*Exercise aim*
Using the listing below, extract each line that has the word "dịch" in it.

(Dataset entries)
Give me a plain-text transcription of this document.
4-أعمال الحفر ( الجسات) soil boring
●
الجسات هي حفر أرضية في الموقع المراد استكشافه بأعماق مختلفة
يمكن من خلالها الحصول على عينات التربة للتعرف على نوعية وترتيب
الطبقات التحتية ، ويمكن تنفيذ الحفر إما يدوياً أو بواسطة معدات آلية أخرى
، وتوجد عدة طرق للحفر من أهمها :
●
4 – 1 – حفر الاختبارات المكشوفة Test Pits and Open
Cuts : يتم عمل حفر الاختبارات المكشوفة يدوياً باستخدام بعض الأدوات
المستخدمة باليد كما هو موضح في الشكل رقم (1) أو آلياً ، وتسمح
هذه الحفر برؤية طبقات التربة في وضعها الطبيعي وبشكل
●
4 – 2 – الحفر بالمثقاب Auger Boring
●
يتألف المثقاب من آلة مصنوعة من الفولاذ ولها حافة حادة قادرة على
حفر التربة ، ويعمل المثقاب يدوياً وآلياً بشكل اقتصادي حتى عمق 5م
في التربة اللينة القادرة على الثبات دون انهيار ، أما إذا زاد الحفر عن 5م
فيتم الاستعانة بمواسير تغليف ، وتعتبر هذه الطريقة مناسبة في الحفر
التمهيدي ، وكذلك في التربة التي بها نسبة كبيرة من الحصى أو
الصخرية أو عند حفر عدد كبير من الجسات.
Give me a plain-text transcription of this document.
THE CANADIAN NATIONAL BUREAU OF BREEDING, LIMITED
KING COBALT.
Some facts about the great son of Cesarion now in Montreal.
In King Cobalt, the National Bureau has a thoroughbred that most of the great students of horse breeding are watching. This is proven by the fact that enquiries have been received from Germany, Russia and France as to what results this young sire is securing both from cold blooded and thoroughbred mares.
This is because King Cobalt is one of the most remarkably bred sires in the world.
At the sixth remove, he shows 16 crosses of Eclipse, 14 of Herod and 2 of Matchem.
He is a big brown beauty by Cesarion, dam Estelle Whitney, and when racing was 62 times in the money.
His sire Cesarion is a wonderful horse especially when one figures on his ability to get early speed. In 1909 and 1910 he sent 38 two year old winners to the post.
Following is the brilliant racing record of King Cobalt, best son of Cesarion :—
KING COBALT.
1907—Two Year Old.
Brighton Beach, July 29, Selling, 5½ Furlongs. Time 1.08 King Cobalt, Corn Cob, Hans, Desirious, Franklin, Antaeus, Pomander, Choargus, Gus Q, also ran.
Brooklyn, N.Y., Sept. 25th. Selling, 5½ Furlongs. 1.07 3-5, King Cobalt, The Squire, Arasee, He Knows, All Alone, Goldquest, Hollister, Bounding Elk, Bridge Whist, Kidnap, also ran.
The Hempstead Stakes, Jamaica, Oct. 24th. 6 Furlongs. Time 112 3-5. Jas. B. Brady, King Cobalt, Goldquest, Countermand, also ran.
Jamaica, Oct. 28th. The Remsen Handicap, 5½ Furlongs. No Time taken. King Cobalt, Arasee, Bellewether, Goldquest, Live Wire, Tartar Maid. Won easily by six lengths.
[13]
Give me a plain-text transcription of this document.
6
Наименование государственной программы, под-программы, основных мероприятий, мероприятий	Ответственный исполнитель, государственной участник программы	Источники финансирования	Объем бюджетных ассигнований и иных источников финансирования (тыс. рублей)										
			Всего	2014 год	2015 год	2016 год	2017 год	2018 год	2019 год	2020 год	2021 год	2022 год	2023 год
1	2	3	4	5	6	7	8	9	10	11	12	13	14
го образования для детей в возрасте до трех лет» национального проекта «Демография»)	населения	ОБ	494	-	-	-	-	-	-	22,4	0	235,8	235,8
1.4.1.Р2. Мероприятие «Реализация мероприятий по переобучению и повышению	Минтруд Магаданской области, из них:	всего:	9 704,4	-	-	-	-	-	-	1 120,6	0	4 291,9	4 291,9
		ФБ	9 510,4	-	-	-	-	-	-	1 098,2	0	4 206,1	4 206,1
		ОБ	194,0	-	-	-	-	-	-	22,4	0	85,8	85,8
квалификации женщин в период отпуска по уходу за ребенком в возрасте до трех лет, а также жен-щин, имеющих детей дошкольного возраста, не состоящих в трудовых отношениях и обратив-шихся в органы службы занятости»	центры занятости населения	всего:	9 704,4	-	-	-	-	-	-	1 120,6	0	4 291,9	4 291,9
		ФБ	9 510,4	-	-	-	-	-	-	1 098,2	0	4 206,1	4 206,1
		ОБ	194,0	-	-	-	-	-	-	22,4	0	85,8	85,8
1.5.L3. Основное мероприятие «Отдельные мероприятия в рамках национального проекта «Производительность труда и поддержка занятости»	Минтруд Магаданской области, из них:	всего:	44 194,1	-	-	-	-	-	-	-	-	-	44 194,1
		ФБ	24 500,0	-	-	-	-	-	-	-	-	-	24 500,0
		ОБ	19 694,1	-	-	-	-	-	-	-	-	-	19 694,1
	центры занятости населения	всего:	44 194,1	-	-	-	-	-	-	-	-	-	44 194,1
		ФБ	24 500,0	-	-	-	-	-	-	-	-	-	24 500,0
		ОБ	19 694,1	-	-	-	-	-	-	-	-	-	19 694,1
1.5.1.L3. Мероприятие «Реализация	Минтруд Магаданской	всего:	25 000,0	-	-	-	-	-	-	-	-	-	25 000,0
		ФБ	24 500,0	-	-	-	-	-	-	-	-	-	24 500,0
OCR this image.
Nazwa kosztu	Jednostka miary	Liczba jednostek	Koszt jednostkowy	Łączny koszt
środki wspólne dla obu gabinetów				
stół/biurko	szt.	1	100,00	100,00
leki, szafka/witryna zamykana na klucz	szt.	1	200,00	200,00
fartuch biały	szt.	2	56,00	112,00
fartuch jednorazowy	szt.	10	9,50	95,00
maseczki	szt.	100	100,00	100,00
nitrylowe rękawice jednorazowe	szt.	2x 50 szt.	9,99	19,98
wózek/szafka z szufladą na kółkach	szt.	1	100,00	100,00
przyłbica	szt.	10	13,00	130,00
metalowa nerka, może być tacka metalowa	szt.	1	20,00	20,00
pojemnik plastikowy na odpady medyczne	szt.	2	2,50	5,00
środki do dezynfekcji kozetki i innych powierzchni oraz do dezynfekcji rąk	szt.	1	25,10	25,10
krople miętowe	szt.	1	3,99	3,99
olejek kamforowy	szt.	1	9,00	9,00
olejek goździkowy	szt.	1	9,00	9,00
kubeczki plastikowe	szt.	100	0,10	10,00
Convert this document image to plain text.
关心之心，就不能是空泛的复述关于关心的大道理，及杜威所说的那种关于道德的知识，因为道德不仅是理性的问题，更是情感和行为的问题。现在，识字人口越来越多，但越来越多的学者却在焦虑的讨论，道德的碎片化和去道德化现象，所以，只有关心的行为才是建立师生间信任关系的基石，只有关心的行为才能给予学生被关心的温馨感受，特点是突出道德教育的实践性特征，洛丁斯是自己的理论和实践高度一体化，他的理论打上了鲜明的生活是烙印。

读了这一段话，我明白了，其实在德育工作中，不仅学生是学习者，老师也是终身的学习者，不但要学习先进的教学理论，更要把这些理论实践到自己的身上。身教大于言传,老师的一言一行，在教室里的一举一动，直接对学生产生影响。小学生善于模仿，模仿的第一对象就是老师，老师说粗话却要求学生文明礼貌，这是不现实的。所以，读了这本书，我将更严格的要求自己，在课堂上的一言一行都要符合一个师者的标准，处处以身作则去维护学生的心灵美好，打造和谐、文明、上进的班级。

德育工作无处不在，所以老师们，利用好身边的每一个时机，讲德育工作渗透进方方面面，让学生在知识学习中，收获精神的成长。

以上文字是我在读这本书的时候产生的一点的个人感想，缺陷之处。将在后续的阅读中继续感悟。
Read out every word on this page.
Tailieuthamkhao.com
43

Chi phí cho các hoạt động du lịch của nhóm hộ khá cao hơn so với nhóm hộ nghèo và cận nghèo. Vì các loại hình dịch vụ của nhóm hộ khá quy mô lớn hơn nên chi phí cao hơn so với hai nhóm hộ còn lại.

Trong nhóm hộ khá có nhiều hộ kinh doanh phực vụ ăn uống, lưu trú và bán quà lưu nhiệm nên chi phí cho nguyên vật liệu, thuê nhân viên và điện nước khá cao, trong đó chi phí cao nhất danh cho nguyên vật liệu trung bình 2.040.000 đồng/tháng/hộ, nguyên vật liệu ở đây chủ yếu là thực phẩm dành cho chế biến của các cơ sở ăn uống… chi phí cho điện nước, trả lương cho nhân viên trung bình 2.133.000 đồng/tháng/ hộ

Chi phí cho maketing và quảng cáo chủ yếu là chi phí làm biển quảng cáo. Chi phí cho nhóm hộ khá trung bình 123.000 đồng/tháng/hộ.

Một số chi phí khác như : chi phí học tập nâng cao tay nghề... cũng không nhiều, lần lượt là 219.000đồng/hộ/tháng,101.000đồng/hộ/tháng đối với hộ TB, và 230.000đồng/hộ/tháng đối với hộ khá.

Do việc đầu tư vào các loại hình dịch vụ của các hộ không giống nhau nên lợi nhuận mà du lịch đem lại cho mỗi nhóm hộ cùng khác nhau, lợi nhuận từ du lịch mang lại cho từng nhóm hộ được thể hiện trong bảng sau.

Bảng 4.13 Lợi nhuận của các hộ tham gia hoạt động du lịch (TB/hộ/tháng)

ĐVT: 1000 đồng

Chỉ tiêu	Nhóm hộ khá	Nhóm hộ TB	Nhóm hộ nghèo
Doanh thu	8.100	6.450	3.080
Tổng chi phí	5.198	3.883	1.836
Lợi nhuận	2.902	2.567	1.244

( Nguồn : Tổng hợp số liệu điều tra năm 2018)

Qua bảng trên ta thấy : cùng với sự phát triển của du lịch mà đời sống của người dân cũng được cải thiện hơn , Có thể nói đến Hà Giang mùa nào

*Completed exercise*
Chi phí cho các hoạt động du lịch của nhóm hộ khá cao hơn so với nhóm hộ nghèo và cận nghèo. Vì các loại hình dịch vụ của nhóm hộ khá quy mô lớn hơn nên chi phí cao hơn so với hai nhóm hộ còn lại.
Do việc đầu tư vào các loại hình dịch vụ của các hộ không giống nhau nên lợi nhuận mà du lịch đem lại cho mỗi nhóm hộ cùng khác nhau, lợi nhuận từ du lịch mang lại cho từng nhóm hộ được thể hiện trong bảng sau.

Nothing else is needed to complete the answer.